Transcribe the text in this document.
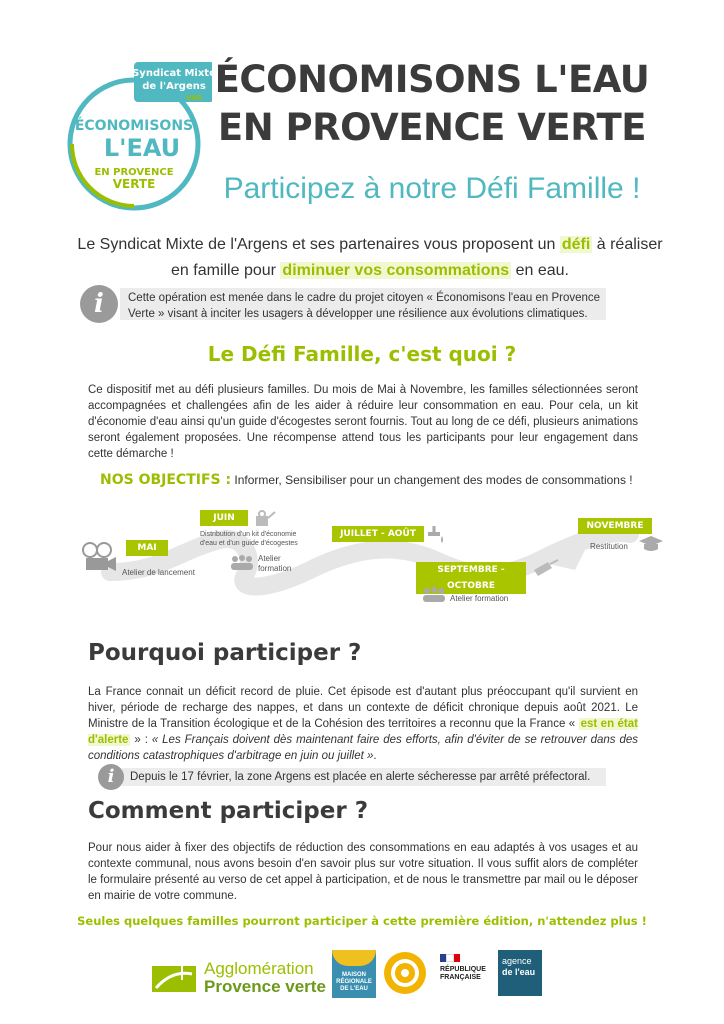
Syndicat Mixte
de l'Argens
VAR
ÉCONOMISONS
L'EAU
EN PROVENCE
VERTE
ÉCONOMISONS L'EAU
EN PROVENCE VERTE
Participez à notre Défi Famille !
Le Syndicat Mixte de l'Argens et ses partenaires vous proposent un défi à réaliser en famille pour diminuer vos consommations en eau.
Cette opération est menée dans le cadre du projet citoyen « Économisons l'eau en Provence
Verte » visant à inciter les usagers à développer une résilience aux évolutions climatiques.
i
Le Défi Famille, c'est quoi ?
Ce dispositif met au défi plusieurs familles. Du mois de Mai à Novembre, les familles sélectionnées seront accompagnées et challengées afin de les aider à réduire leur consommation en eau. Pour cela, un kit d'économie d'eau ainsi qu'un guide d'écogestes seront fournis. Tout au long de ce défi, plusieurs animations seront également proposées. Une récompense attend tous les participants pour leur engagement dans cette démarche !
NOS OBJECTIFS : Informer, Sensibiliser pour un changement des modes de consommations !
MAI
Atelier de lancement
JUIN
Distribution d'un kit d'économie
d'eau et d'un guide d'écogestes
Atelier
formation
JUILLET - AOÛT
SEPTEMBRE - OCTOBRE
Atelier formation
NOVEMBRE
Restitution
Pourquoi participer ?
La France connait un déficit record de pluie. Cet épisode est d'autant plus préoccupant qu'il survient en hiver, période de recharge des nappes, et dans un contexte de déficit chronique depuis août 2021. Le Ministre de la Transition écologique et de la Cohésion des territoires a reconnu que la France « est en état d'alerte » : « Les Français doivent dès maintenant faire des efforts, afin d'éviter de se retrouver dans des conditions catastrophiques d'arbitrage en juin ou juillet ».
Depuis le 17 février, la zone Argens est placée en alerte sécheresse par arrêté préfectoral.
i
Comment participer ?
Pour nous aider à fixer des objectifs de réduction des consommations en eau adaptés à vos usages et au contexte communal, nous avons besoin d'en savoir plus sur votre situation. Il vous suffit alors de compléter le formulaire présenté au verso de cet appel à participation, et de nous le transmettre par mail ou le déposer en mairie de votre commune.
Seules quelques familles pourront participer à cette première édition, n'attendez plus !
Agglomération
Provence verte
MAISON
RÉGIONALE
DE L'EAU
RÉPUBLIQUE
FRANÇAISE
agence
de l'eau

- - - - -

**TASK OBJECTIVE**
Reproduce the entries above word for word. Pictures stay out.

**OUTPUT FOR THIS EXERCISE**
Transcribe the text in this document.
Syndicat Mixte
de l'Argens
VAR
ÉCONOMISONS
L'EAU
EN PROVENCE
VERTE
ÉCONOMISONS L'EAU
EN PROVENCE VERTE
Participez à notre Défi Famille !
Le Syndicat Mixte de l'Argens et ses partenaires vous proposent un défi à réaliser en famille pour diminuer vos consommations en eau.
Cette opération est menée dans le cadre du projet citoyen « Économisons l'eau en Provence
Verte » visant à inciter les usagers à développer une résilience aux évolutions climatiques.
i
Le Défi Famille, c'est quoi ?
Ce dispositif met au défi plusieurs familles. Du mois de Mai à Novembre, les familles sélectionnées seront accompagnées et challengées afin de les aider à réduire leur consommation en eau. Pour cela, un kit d'économie d'eau ainsi qu'un guide d'écogestes seront fournis. Tout au long de ce défi, plusieurs animations seront également proposées. Une récompense attend tous les participants pour leur engagement dans cette démarche !
NOS OBJECTIFS : Informer, Sensibiliser pour un changement des modes de consommations !
MAI
Atelier de lancement
JUIN
Distribution d'un kit d'économie
d'eau et d'un guide d'écogestes
Atelier
formation
JUILLET - AOÛT
SEPTEMBRE - OCTOBRE
Atelier formation
NOVEMBRE
Restitution
Pourquoi participer ?
La France connait un déficit record de pluie. Cet épisode est d'autant plus préoccupant qu'il survient en hiver, période de recharge des nappes, et dans un contexte de déficit chronique depuis août 2021. Le Ministre de la Transition écologique et de la Cohésion des territoires a reconnu que la France « est en état d'alerte » : « Les Français doivent dès maintenant faire des efforts, afin d'éviter de se retrouver dans des conditions catastrophiques d'arbitrage en juin ou juillet ».
Depuis le 17 février, la zone Argens est placée en alerte sécheresse par arrêté préfectoral.
i
Comment participer ?
Pour nous aider à fixer des objectifs de réduction des consommations en eau adaptés à vos usages et au contexte communal, nous avons besoin d'en savoir plus sur votre situation. Il vous suffit alors de compléter le formulaire présenté au verso de cet appel à participation, et de nous le transmettre par mail ou le déposer en mairie de votre commune.
Seules quelques familles pourront participer à cette première édition, n'attendez plus !
Agglomération
Provence verte
MAISON
RÉGIONALE
DE L'EAU
RÉPUBLIQUE
FRANÇAISE
agence
de l'eau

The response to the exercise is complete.